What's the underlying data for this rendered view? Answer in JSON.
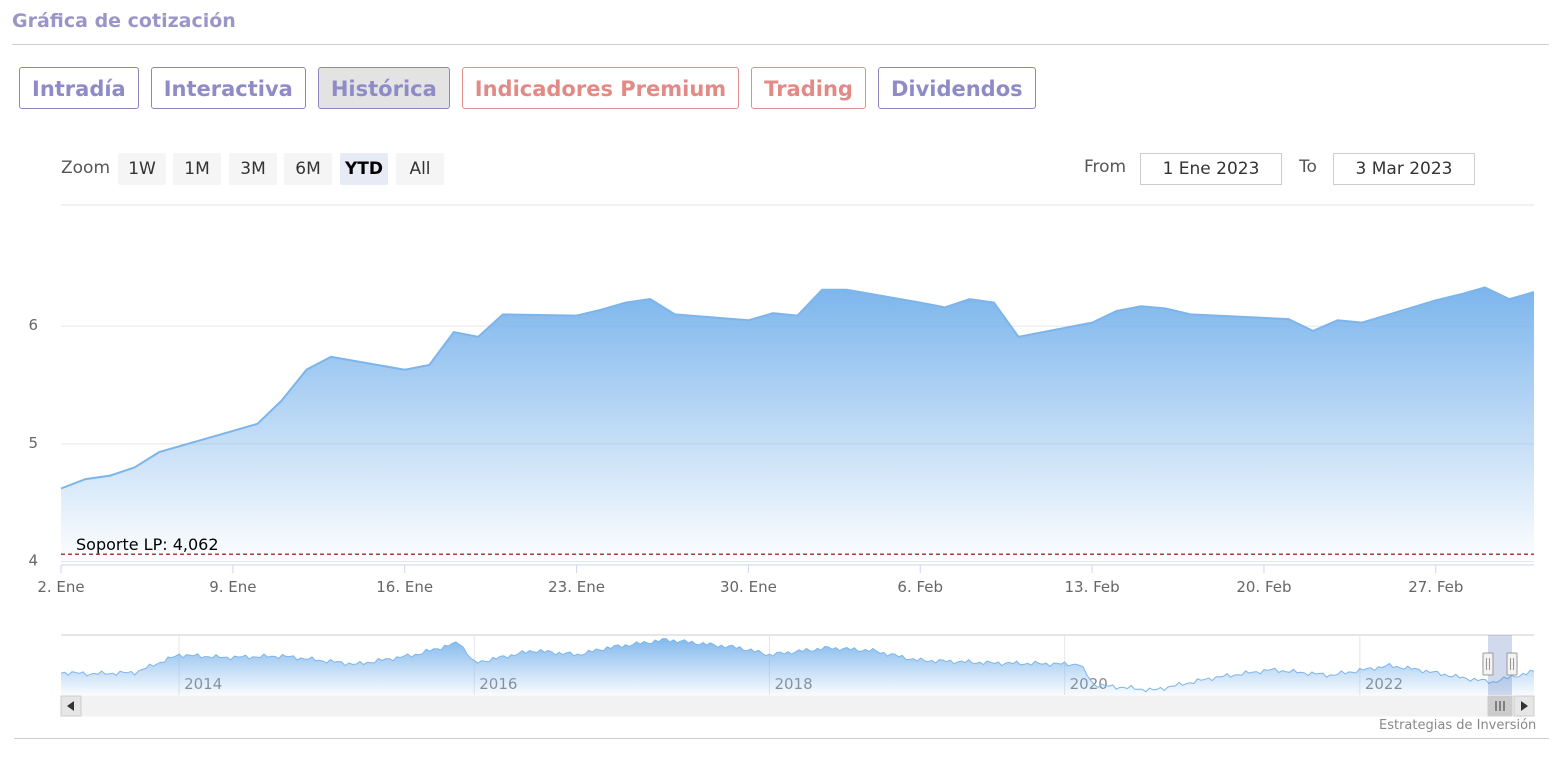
{
  "header": {
    "title": "Gráfica de cotización"
  },
  "tabs": [
    {
      "label": "Intradía",
      "active": false,
      "premium": false
    },
    {
      "label": "Interactiva",
      "active": false,
      "premium": false
    },
    {
      "label": "Histórica",
      "active": true,
      "premium": false
    },
    {
      "label": "Indicadores Premium",
      "active": false,
      "premium": true
    },
    {
      "label": "Trading",
      "active": false,
      "premium": true
    },
    {
      "label": "Dividendos",
      "active": false,
      "premium": false
    }
  ],
  "zoom": {
    "label": "Zoom",
    "options": [
      "1W",
      "1M",
      "3M",
      "6M",
      "YTD",
      "All"
    ],
    "selected": "YTD"
  },
  "range": {
    "from_label": "From",
    "from_value": "1 Ene 2023",
    "to_label": "To",
    "to_value": "3 Mar 2023"
  },
  "credits": "Estrategias de Inversión",
  "colors": {
    "series": "#7cb5ec",
    "support_line": "#8b0000",
    "tab_text": "#8f8bc6",
    "premium_text": "#e28a86"
  },
  "chart_data": {
    "type": "area",
    "title": "",
    "xlabel": "",
    "ylabel": "",
    "ylim": [
      3.97,
      7.03
    ],
    "y_ticks": [
      4,
      5,
      6
    ],
    "x_ticks": [
      "2. Ene",
      "9. Ene",
      "16. Ene",
      "23. Ene",
      "30. Ene",
      "6. Feb",
      "13. Feb",
      "20. Feb",
      "27. Feb"
    ],
    "grid": true,
    "series": [
      {
        "x": [
          "2023-01-02",
          "2023-01-03",
          "2023-01-04",
          "2023-01-05",
          "2023-01-06",
          "2023-01-09",
          "2023-01-10",
          "2023-01-11",
          "2023-01-12",
          "2023-01-13",
          "2023-01-16",
          "2023-01-17",
          "2023-01-18",
          "2023-01-19",
          "2023-01-20",
          "2023-01-23",
          "2023-01-24",
          "2023-01-25",
          "2023-01-26",
          "2023-01-27",
          "2023-01-30",
          "2023-01-31",
          "2023-02-01",
          "2023-02-02",
          "2023-02-03",
          "2023-02-06",
          "2023-02-07",
          "2023-02-08",
          "2023-02-09",
          "2023-02-10",
          "2023-02-13",
          "2023-02-14",
          "2023-02-15",
          "2023-02-16",
          "2023-02-17",
          "2023-02-20",
          "2023-02-21",
          "2023-02-22",
          "2023-02-23",
          "2023-02-24",
          "2023-02-27",
          "2023-02-28",
          "2023-03-01",
          "2023-03-02",
          "2023-03-03"
        ],
        "values": [
          4.62,
          4.7,
          4.73,
          4.8,
          4.93,
          5.11,
          5.17,
          5.37,
          5.63,
          5.74,
          5.63,
          5.67,
          5.95,
          5.91,
          6.1,
          6.09,
          6.14,
          6.2,
          6.23,
          6.1,
          6.05,
          6.11,
          6.09,
          6.31,
          6.31,
          6.2,
          6.16,
          6.23,
          6.2,
          5.91,
          6.03,
          6.13,
          6.17,
          6.15,
          6.1,
          6.07,
          6.06,
          5.96,
          6.05,
          6.03,
          6.22,
          6.27,
          6.33,
          6.23,
          6.29
        ]
      }
    ],
    "annotations": [
      {
        "label": "Soporte LP: 4,062",
        "y": 4.062,
        "style": "dashed"
      }
    ],
    "navigator": {
      "year_labels": [
        "2014",
        "2016",
        "2018",
        "2020",
        "2022"
      ],
      "years": [
        2013.2,
        2023.18
      ],
      "series": [
        {
          "x": 2013.2,
          "y": 5.2
        },
        {
          "x": 2013.4,
          "y": 5.1
        },
        {
          "x": 2013.7,
          "y": 5.2
        },
        {
          "x": 2014.0,
          "y": 6.5
        },
        {
          "x": 2014.3,
          "y": 6.3
        },
        {
          "x": 2014.7,
          "y": 6.4
        },
        {
          "x": 2015.2,
          "y": 5.8
        },
        {
          "x": 2015.6,
          "y": 6.5
        },
        {
          "x": 2015.9,
          "y": 7.4
        },
        {
          "x": 2016.0,
          "y": 5.9
        },
        {
          "x": 2016.4,
          "y": 6.8
        },
        {
          "x": 2016.7,
          "y": 6.5
        },
        {
          "x": 2016.9,
          "y": 7.0
        },
        {
          "x": 2017.3,
          "y": 7.6
        },
        {
          "x": 2017.8,
          "y": 7.0
        },
        {
          "x": 2018.0,
          "y": 6.5
        },
        {
          "x": 2018.4,
          "y": 7.0
        },
        {
          "x": 2018.7,
          "y": 6.8
        },
        {
          "x": 2019.0,
          "y": 6.1
        },
        {
          "x": 2019.5,
          "y": 5.9
        },
        {
          "x": 2020.1,
          "y": 5.8
        },
        {
          "x": 2020.2,
          "y": 4.3
        },
        {
          "x": 2020.6,
          "y": 3.9
        },
        {
          "x": 2021.0,
          "y": 4.8
        },
        {
          "x": 2021.4,
          "y": 5.4
        },
        {
          "x": 2021.8,
          "y": 5.0
        },
        {
          "x": 2022.2,
          "y": 5.7
        },
        {
          "x": 2022.4,
          "y": 5.4
        },
        {
          "x": 2022.7,
          "y": 4.8
        },
        {
          "x": 2022.9,
          "y": 4.5
        },
        {
          "x": 2023.18,
          "y": 5.3
        }
      ]
    }
  }
}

════════

Stated task
Every record above should be written out again without change, except that the pictures are left out.

The response
What's the underlying data for this rendered view? Answer in JSON.
{
  "header": {
    "title": "Gráfica de cotización"
  },
  "tabs": [
    {
      "label": "Intradía",
      "active": false,
      "premium": false
    },
    {
      "label": "Interactiva",
      "active": false,
      "premium": false
    },
    {
      "label": "Histórica",
      "active": true,
      "premium": false
    },
    {
      "label": "Indicadores Premium",
      "active": false,
      "premium": true
    },
    {
      "label": "Trading",
      "active": false,
      "premium": true
    },
    {
      "label": "Dividendos",
      "active": false,
      "premium": false
    }
  ],
  "zoom": {
    "label": "Zoom",
    "options": [
      "1W",
      "1M",
      "3M",
      "6M",
      "YTD",
      "All"
    ],
    "selected": "YTD"
  },
  "range": {
    "from_label": "From",
    "from_value": "1 Ene 2023",
    "to_label": "To",
    "to_value": "3 Mar 2023"
  },
  "credits": "Estrategias de Inversión",
  "colors": {
    "series": "#7cb5ec",
    "support_line": "#8b0000",
    "tab_text": "#8f8bc6",
    "premium_text": "#e28a86"
  },
  "chart_data": {
    "type": "area",
    "title": "",
    "xlabel": "",
    "ylabel": "",
    "ylim": [
      3.97,
      7.03
    ],
    "y_ticks": [
      4,
      5,
      6
    ],
    "x_ticks": [
      "2. Ene",
      "9. Ene",
      "16. Ene",
      "23. Ene",
      "30. Ene",
      "6. Feb",
      "13. Feb",
      "20. Feb",
      "27. Feb"
    ],
    "grid": true,
    "series": [
      {
        "x": [
          "2023-01-02",
          "2023-01-03",
          "2023-01-04",
          "2023-01-05",
          "2023-01-06",
          "2023-01-09",
          "2023-01-10",
          "2023-01-11",
          "2023-01-12",
          "2023-01-13",
          "2023-01-16",
          "2023-01-17",
          "2023-01-18",
          "2023-01-19",
          "2023-01-20",
          "2023-01-23",
          "2023-01-24",
          "2023-01-25",
          "2023-01-26",
          "2023-01-27",
          "2023-01-30",
          "2023-01-31",
          "2023-02-01",
          "2023-02-02",
          "2023-02-03",
          "2023-02-06",
          "2023-02-07",
          "2023-02-08",
          "2023-02-09",
          "2023-02-10",
          "2023-02-13",
          "2023-02-14",
          "2023-02-15",
          "2023-02-16",
          "2023-02-17",
          "2023-02-20",
          "2023-02-21",
          "2023-02-22",
          "2023-02-23",
          "2023-02-24",
          "2023-02-27",
          "2023-02-28",
          "2023-03-01",
          "2023-03-02",
          "2023-03-03"
        ],
        "values": [
          4.62,
          4.7,
          4.73,
          4.8,
          4.93,
          5.11,
          5.17,
          5.37,
          5.63,
          5.74,
          5.63,
          5.67,
          5.95,
          5.91,
          6.1,
          6.09,
          6.14,
          6.2,
          6.23,
          6.1,
          6.05,
          6.11,
          6.09,
          6.31,
          6.31,
          6.2,
          6.16,
          6.23,
          6.2,
          5.91,
          6.03,
          6.13,
          6.17,
          6.15,
          6.1,
          6.07,
          6.06,
          5.96,
          6.05,
          6.03,
          6.22,
          6.27,
          6.33,
          6.23,
          6.29
        ]
      }
    ],
    "annotations": [
      {
        "label": "Soporte LP: 4,062",
        "y": 4.062,
        "style": "dashed"
      }
    ],
    "navigator": {
      "year_labels": [
        "2014",
        "2016",
        "2018",
        "2020",
        "2022"
      ],
      "years": [
        2013.2,
        2023.18
      ],
      "series": [
        {
          "x": 2013.2,
          "y": 5.2
        },
        {
          "x": 2013.4,
          "y": 5.1
        },
        {
          "x": 2013.7,
          "y": 5.2
        },
        {
          "x": 2014.0,
          "y": 6.5
        },
        {
          "x": 2014.3,
          "y": 6.3
        },
        {
          "x": 2014.7,
          "y": 6.4
        },
        {
          "x": 2015.2,
          "y": 5.8
        },
        {
          "x": 2015.6,
          "y": 6.5
        },
        {
          "x": 2015.9,
          "y": 7.4
        },
        {
          "x": 2016.0,
          "y": 5.9
        },
        {
          "x": 2016.4,
          "y": 6.8
        },
        {
          "x": 2016.7,
          "y": 6.5
        },
        {
          "x": 2016.9,
          "y": 7.0
        },
        {
          "x": 2017.3,
          "y": 7.6
        },
        {
          "x": 2017.8,
          "y": 7.0
        },
        {
          "x": 2018.0,
          "y": 6.5
        },
        {
          "x": 2018.4,
          "y": 7.0
        },
        {
          "x": 2018.7,
          "y": 6.8
        },
        {
          "x": 2019.0,
          "y": 6.1
        },
        {
          "x": 2019.5,
          "y": 5.9
        },
        {
          "x": 2020.1,
          "y": 5.8
        },
        {
          "x": 2020.2,
          "y": 4.3
        },
        {
          "x": 2020.6,
          "y": 3.9
        },
        {
          "x": 2021.0,
          "y": 4.8
        },
        {
          "x": 2021.4,
          "y": 5.4
        },
        {
          "x": 2021.8,
          "y": 5.0
        },
        {
          "x": 2022.2,
          "y": 5.7
        },
        {
          "x": 2022.4,
          "y": 5.4
        },
        {
          "x": 2022.7,
          "y": 4.8
        },
        {
          "x": 2022.9,
          "y": 4.5
        },
        {
          "x": 2023.18,
          "y": 5.3
        }
      ]
    }
  }
}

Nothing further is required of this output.